### Source records
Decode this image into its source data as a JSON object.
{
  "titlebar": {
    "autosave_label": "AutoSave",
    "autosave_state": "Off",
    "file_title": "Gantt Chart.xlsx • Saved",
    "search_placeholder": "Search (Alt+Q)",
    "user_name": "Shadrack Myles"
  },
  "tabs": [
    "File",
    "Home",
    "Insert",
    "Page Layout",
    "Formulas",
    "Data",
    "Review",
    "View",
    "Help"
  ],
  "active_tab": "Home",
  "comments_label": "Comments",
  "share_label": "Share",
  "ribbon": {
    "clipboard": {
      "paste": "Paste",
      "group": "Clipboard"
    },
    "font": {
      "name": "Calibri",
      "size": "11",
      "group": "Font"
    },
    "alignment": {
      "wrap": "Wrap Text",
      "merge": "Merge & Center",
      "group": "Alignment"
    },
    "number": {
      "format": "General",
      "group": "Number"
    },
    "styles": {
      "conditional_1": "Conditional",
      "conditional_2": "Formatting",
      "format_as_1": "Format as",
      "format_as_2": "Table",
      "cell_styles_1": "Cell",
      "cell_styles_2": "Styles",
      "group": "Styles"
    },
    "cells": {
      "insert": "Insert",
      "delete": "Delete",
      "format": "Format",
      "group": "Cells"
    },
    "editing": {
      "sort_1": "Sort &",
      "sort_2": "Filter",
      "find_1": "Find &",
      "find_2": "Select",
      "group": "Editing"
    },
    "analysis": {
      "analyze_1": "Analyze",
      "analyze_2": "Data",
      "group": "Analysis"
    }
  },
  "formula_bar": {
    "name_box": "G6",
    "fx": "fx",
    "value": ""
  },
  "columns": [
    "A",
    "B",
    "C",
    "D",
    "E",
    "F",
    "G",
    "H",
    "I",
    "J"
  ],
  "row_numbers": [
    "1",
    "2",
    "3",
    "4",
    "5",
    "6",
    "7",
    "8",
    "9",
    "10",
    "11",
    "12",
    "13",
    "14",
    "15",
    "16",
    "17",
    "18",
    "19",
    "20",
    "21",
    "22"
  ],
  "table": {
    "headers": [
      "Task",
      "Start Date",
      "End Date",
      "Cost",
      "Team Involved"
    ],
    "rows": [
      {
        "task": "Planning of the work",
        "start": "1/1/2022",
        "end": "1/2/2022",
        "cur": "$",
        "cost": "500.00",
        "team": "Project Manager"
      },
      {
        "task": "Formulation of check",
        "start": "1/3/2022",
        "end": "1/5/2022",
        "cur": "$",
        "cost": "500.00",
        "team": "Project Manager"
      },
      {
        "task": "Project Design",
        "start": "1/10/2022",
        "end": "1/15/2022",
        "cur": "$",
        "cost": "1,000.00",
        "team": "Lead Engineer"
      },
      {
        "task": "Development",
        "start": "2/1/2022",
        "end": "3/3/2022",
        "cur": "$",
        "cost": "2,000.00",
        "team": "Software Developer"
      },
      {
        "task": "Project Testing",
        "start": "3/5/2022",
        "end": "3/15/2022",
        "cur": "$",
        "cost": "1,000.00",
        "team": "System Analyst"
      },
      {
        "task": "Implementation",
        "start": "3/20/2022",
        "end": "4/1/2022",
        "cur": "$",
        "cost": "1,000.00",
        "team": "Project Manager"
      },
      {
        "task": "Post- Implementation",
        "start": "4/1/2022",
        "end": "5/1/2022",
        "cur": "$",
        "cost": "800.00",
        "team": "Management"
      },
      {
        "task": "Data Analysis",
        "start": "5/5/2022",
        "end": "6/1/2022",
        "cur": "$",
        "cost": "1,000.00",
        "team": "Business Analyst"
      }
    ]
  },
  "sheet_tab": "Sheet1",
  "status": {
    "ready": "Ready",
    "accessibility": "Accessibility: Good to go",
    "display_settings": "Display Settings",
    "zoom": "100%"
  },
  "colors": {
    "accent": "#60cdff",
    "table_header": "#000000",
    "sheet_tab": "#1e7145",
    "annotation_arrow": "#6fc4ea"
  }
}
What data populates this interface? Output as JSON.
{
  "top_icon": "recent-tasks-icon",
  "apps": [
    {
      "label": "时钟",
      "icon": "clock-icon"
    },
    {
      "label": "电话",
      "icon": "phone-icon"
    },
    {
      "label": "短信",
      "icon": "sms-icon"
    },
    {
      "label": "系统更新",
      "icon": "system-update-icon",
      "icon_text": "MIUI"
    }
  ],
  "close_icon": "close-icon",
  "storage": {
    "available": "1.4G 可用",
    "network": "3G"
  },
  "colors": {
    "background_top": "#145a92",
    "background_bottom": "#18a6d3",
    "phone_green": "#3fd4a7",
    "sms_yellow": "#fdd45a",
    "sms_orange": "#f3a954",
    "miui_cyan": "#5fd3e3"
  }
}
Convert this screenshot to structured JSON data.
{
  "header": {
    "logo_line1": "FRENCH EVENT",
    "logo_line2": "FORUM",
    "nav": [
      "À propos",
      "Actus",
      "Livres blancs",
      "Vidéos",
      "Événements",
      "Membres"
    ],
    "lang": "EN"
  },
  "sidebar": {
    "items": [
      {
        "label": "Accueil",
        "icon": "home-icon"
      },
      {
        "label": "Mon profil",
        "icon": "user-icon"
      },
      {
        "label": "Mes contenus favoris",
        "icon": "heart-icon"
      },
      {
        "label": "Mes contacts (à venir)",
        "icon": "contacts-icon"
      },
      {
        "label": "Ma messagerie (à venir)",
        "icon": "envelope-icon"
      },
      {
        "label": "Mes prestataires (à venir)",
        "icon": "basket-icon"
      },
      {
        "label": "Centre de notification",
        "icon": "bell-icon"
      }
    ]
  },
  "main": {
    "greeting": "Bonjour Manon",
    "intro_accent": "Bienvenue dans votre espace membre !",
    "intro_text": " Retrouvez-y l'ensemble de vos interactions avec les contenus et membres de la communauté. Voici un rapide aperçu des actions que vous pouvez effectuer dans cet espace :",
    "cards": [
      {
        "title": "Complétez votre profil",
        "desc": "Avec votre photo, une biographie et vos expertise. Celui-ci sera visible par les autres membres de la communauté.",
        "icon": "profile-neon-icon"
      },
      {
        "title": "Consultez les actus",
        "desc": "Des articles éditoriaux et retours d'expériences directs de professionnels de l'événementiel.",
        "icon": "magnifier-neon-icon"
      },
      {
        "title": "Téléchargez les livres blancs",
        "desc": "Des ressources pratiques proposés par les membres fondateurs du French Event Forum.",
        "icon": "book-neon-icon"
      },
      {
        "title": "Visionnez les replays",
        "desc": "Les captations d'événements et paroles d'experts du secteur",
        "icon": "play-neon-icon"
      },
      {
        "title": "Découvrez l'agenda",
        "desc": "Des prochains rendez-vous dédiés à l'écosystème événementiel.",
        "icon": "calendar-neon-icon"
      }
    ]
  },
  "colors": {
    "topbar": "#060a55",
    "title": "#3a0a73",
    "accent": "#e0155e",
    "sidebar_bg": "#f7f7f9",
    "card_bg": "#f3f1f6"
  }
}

### Exercise goal
Using the data above, return each line exactly as written.

### The result
Decode this image into its source data as a JSON object.
{
  "titlebar": {
    "autosave_label": "AutoSave",
    "autosave_state": "Off",
    "file_title": "Gantt Chart.xlsx • Saved",
    "search_placeholder": "Search (Alt+Q)",
    "user_name": "Shadrack Myles"
  },
  "tabs": [
    "File",
    "Home",
    "Insert",
    "Page Layout",
    "Formulas",
    "Data",
    "Review",
    "View",
    "Help"
  ],
  "active_tab": "Home",
  "comments_label": "Comments",
  "share_label": "Share",
  "ribbon": {
    "clipboard": {
      "paste": "Paste",
      "group": "Clipboard"
    },
    "font": {
      "name": "Calibri",
      "size": "11",
      "group": "Font"
    },
    "alignment": {
      "wrap": "Wrap Text",
      "merge": "Merge & Center",
      "group": "Alignment"
    },
    "number": {
      "format": "General",
      "group": "Number"
    },
    "styles": {
      "conditional_1": "Conditional",
      "conditional_2": "Formatting",
      "format_as_1": "Format as",
      "format_as_2": "Table",
      "cell_styles_1": "Cell",
      "cell_styles_2": "Styles",
      "group": "Styles"
    },
    "cells": {
      "insert": "Insert",
      "delete": "Delete",
      "format": "Format",
      "group": "Cells"
    },
    "editing": {
      "sort_1": "Sort &",
      "sort_2": "Filter",
      "find_1": "Find &",
      "find_2": "Select",
      "group": "Editing"
    },
    "analysis": {
      "analyze_1": "Analyze",
      "analyze_2": "Data",
      "group": "Analysis"
    }
  },
  "formula_bar": {
    "name_box": "G6",
    "fx": "fx",
    "value": ""
  },
  "columns": [
    "A",
    "B",
    "C",
    "D",
    "E",
    "F",
    "G",
    "H",
    "I",
    "J"
  ],
  "row_numbers": [
    "1",
    "2",
    "3",
    "4",
    "5",
    "6",
    "7",
    "8",
    "9",
    "10",
    "11",
    "12",
    "13",
    "14",
    "15",
    "16",
    "17",
    "18",
    "19",
    "20",
    "21",
    "22"
  ],
  "table": {
    "headers": [
      "Task",
      "Start Date",
      "End Date",
      "Cost",
      "Team Involved"
    ],
    "rows": [
      {
        "task": "Planning of the work",
        "start": "1/1/2022",
        "end": "1/2/2022",
        "cur": "$",
        "cost": "500.00",
        "team": "Project Manager"
      },
      {
        "task": "Formulation of check",
        "start": "1/3/2022",
        "end": "1/5/2022",
        "cur": "$",
        "cost": "500.00",
        "team": "Project Manager"
      },
      {
        "task": "Project Design",
        "start": "1/10/2022",
        "end": "1/15/2022",
        "cur": "$",
        "cost": "1,000.00",
        "team": "Lead Engineer"
      },
      {
        "task": "Development",
        "start": "2/1/2022",
        "end": "3/3/2022",
        "cur": "$",
        "cost": "2,000.00",
        "team": "Software Developer"
      },
      {
        "task": "Project Testing",
        "start": "3/5/2022",
        "end": "3/15/2022",
        "cur": "$",
        "cost": "1,000.00",
        "team": "System Analyst"
      },
      {
        "task": "Implementation",
        "start": "3/20/2022",
        "end": "4/1/2022",
        "cur": "$",
        "cost": "1,000.00",
        "team": "Project Manager"
      },
      {
        "task": "Post- Implementation",
        "start": "4/1/2022",
        "end": "5/1/2022",
        "cur": "$",
        "cost": "800.00",
        "team": "Management"
      },
      {
        "task": "Data Analysis",
        "start": "5/5/2022",
        "end": "6/1/2022",
        "cur": "$",
        "cost": "1,000.00",
        "team": "Business Analyst"
      }
    ]
  },
  "sheet_tab": "Sheet1",
  "status": {
    "ready": "Ready",
    "accessibility": "Accessibility: Good to go",
    "display_settings": "Display Settings",
    "zoom": "100%"
  },
  "colors": {
    "accent": "#60cdff",
    "table_header": "#000000",
    "sheet_tab": "#1e7145",
    "annotation_arrow": "#6fc4ea"
  }
}
What data populates this interface? Output as JSON.
{
  "top_icon": "recent-tasks-icon",
  "apps": [
    {
      "label": "时钟",
      "icon": "clock-icon"
    },
    {
      "label": "电话",
      "icon": "phone-icon"
    },
    {
      "label": "短信",
      "icon": "sms-icon"
    },
    {
      "label": "系统更新",
      "icon": "system-update-icon",
      "icon_text": "MIUI"
    }
  ],
  "close_icon": "close-icon",
  "storage": {
    "available": "1.4G 可用",
    "network": "3G"
  },
  "colors": {
    "background_top": "#145a92",
    "background_bottom": "#18a6d3",
    "phone_green": "#3fd4a7",
    "sms_yellow": "#fdd45a",
    "sms_orange": "#f3a954",
    "miui_cyan": "#5fd3e3"
  }
}
Convert this screenshot to structured JSON data.
{
  "header": {
    "logo_line1": "FRENCH EVENT",
    "logo_line2": "FORUM",
    "nav": [
      "À propos",
      "Actus",
      "Livres blancs",
      "Vidéos",
      "Événements",
      "Membres"
    ],
    "lang": "EN"
  },
  "sidebar": {
    "items": [
      {
        "label": "Accueil",
        "icon": "home-icon"
      },
      {
        "label": "Mon profil",
        "icon": "user-icon"
      },
      {
        "label": "Mes contenus favoris",
        "icon": "heart-icon"
      },
      {
        "label": "Mes contacts (à venir)",
        "icon": "contacts-icon"
      },
      {
        "label": "Ma messagerie (à venir)",
        "icon": "envelope-icon"
      },
      {
        "label": "Mes prestataires (à venir)",
        "icon": "basket-icon"
      },
      {
        "label": "Centre de notification",
        "icon": "bell-icon"
      }
    ]
  },
  "main": {
    "greeting": "Bonjour Manon",
    "intro_accent": "Bienvenue dans votre espace membre !",
    "intro_text": " Retrouvez-y l'ensemble de vos interactions avec les contenus et membres de la communauté. Voici un rapide aperçu des actions que vous pouvez effectuer dans cet espace :",
    "cards": [
      {
        "title": "Complétez votre profil",
        "desc": "Avec votre photo, une biographie et vos expertise. Celui-ci sera visible par les autres membres de la communauté.",
        "icon": "profile-neon-icon"
      },
      {
        "title": "Consultez les actus",
        "desc": "Des articles éditoriaux et retours d'expériences directs de professionnels de l'événementiel.",
        "icon": "magnifier-neon-icon"
      },
      {
        "title": "Téléchargez les livres blancs",
        "desc": "Des ressources pratiques proposés par les membres fondateurs du French Event Forum.",
        "icon": "book-neon-icon"
      },
      {
        "title": "Visionnez les replays",
        "desc": "Les captations d'événements et paroles d'experts du secteur",
        "icon": "play-neon-icon"
      },
      {
        "title": "Découvrez l'agenda",
        "desc": "Des prochains rendez-vous dédiés à l'écosystème événementiel.",
        "icon": "calendar-neon-icon"
      }
    ]
  },
  "colors": {
    "topbar": "#060a55",
    "title": "#3a0a73",
    "accent": "#e0155e",
    "sidebar_bg": "#f7f7f9",
    "card_bg": "#f3f1f6"
  }
}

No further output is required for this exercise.